## Start
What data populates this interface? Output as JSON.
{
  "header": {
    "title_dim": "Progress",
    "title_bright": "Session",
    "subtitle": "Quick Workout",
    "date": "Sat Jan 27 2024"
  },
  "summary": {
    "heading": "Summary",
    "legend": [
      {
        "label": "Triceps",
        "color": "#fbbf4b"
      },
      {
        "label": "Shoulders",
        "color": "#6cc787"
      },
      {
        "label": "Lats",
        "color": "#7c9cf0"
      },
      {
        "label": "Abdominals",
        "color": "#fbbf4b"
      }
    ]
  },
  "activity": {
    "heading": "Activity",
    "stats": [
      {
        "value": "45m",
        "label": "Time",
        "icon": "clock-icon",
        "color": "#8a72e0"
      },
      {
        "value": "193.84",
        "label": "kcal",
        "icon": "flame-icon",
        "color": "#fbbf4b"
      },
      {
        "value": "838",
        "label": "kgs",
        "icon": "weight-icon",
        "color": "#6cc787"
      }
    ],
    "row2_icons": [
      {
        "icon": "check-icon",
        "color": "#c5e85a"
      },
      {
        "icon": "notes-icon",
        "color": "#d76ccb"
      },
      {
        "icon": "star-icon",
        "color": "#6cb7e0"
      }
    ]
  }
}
## End
- [Exercise requirements] Write an exact transcription of every entry above.

- [Finished answer]
What data populates this interface? Output as JSON.
{
  "header": {
    "title_dim": "Progress",
    "title_bright": "Session",
    "subtitle": "Quick Workout",
    "date": "Sat Jan 27 2024"
  },
  "summary": {
    "heading": "Summary",
    "legend": [
      {
        "label": "Triceps",
        "color": "#fbbf4b"
      },
      {
        "label": "Shoulders",
        "color": "#6cc787"
      },
      {
        "label": "Lats",
        "color": "#7c9cf0"
      },
      {
        "label": "Abdominals",
        "color": "#fbbf4b"
      }
    ]
  },
  "activity": {
    "heading": "Activity",
    "stats": [
      {
        "value": "45m",
        "label": "Time",
        "icon": "clock-icon",
        "color": "#8a72e0"
      },
      {
        "value": "193.84",
        "label": "kcal",
        "icon": "flame-icon",
        "color": "#fbbf4b"
      },
      {
        "value": "838",
        "label": "kgs",
        "icon": "weight-icon",
        "color": "#6cc787"
      }
    ],
    "row2_icons": [
      {
        "icon": "check-icon",
        "color": "#c5e85a"
      },
      {
        "icon": "notes-icon",
        "color": "#d76ccb"
      },
      {
        "icon": "star-icon",
        "color": "#6cb7e0"
      }
    ]
  }
}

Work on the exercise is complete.